SET TASK: Extract every line that includes the string "from".

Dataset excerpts
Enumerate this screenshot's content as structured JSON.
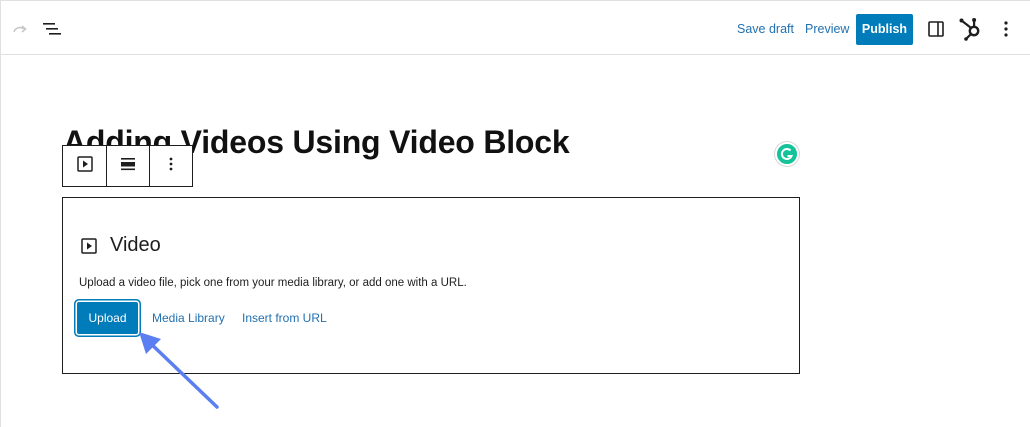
{
  "toolbar": {
    "save_draft": "Save draft",
    "preview": "Preview",
    "publish": "Publish",
    "icons": [
      "redo-icon",
      "document-outline-icon",
      "settings-sidebar-icon",
      "hubspot-icon",
      "more-options-icon"
    ]
  },
  "post": {
    "title": "Adding Videos Using Video Block"
  },
  "block_toolbar": {
    "icons": [
      "video-block-icon",
      "align-icon",
      "more-vertical-icon"
    ]
  },
  "video_block": {
    "title": "Video",
    "instructions": "Upload a video file, pick one from your media library, or add one with a URL.",
    "upload_label": "Upload",
    "media_library_label": "Media Library",
    "insert_url_label": "Insert from URL"
  },
  "colors": {
    "accent": "#007cba",
    "link": "#2271b1",
    "grammarly": "#15c39a",
    "annotation_arrow": "#5b7ff0"
  }
}
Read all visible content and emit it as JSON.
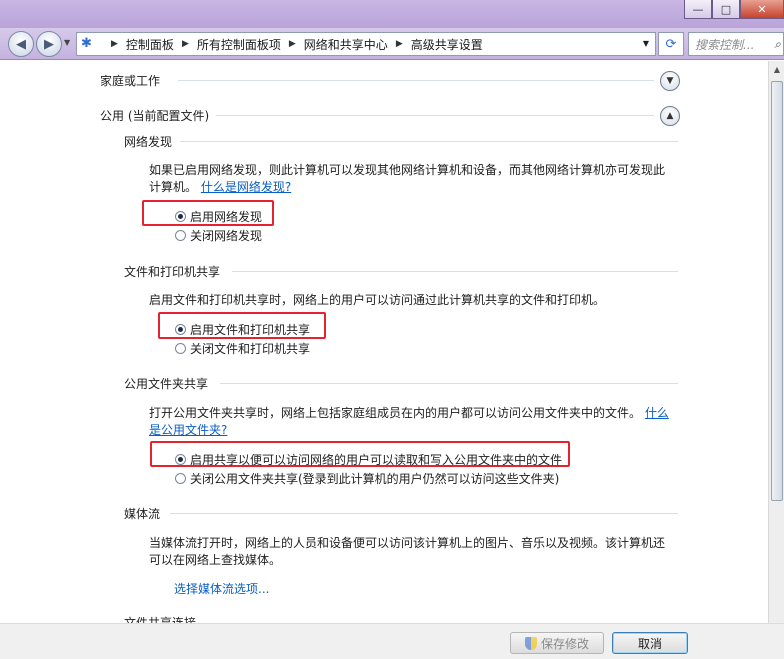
{
  "window": {
    "controls": {
      "minimize": "—",
      "maximize": "□",
      "close": "✕"
    }
  },
  "navbar": {
    "breadcrumbs": [
      "控制面板",
      "所有控制面板项",
      "网络和共享中心",
      "高级共享设置"
    ],
    "search_placeholder": "搜索控制..."
  },
  "profiles": {
    "home": {
      "label": "家庭或工作"
    },
    "public": {
      "label": "公用 (当前配置文件)"
    }
  },
  "sections": {
    "discovery": {
      "title": "网络发现",
      "desc": "如果已启用网络发现，则此计算机可以发现其他网络计算机和设备，而其他网络计算机亦可发现此计算机。",
      "link": "什么是网络发现?",
      "options": [
        "启用网络发现",
        "关闭网络发现"
      ],
      "selected": 0
    },
    "file_print": {
      "title": "文件和打印机共享",
      "desc": "启用文件和打印机共享时，网络上的用户可以访问通过此计算机共享的文件和打印机。",
      "options": [
        "启用文件和打印机共享",
        "关闭文件和打印机共享"
      ],
      "selected": 0
    },
    "public_folder": {
      "title": "公用文件夹共享",
      "desc": "打开公用文件夹共享时，网络上包括家庭组成员在内的用户都可以访问公用文件夹中的文件。",
      "link": "什么是公用文件夹?",
      "options": [
        "启用共享以便可以访问网络的用户可以读取和写入公用文件夹中的文件",
        "关闭公用文件夹共享(登录到此计算机的用户仍然可以访问这些文件夹)"
      ],
      "selected": 0
    },
    "media": {
      "title": "媒体流",
      "desc": "当媒体流打开时，网络上的人员和设备便可以访问该计算机上的图片、音乐以及视频。该计算机还可以在网络上查找媒体。",
      "link": "选择媒体流选项...",
      "next_title": "文件共享连接"
    }
  },
  "footer": {
    "save_label": "保存修改",
    "cancel_label": "取消"
  },
  "colors": {
    "highlight": "#e4232e",
    "link": "#0a5fc4"
  }
}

WRITTEN ANSWER:
    "instructions": "Upload a video file, pick one from your media library, or add one with a URL.",
    "insert_url_label": "Insert from URL"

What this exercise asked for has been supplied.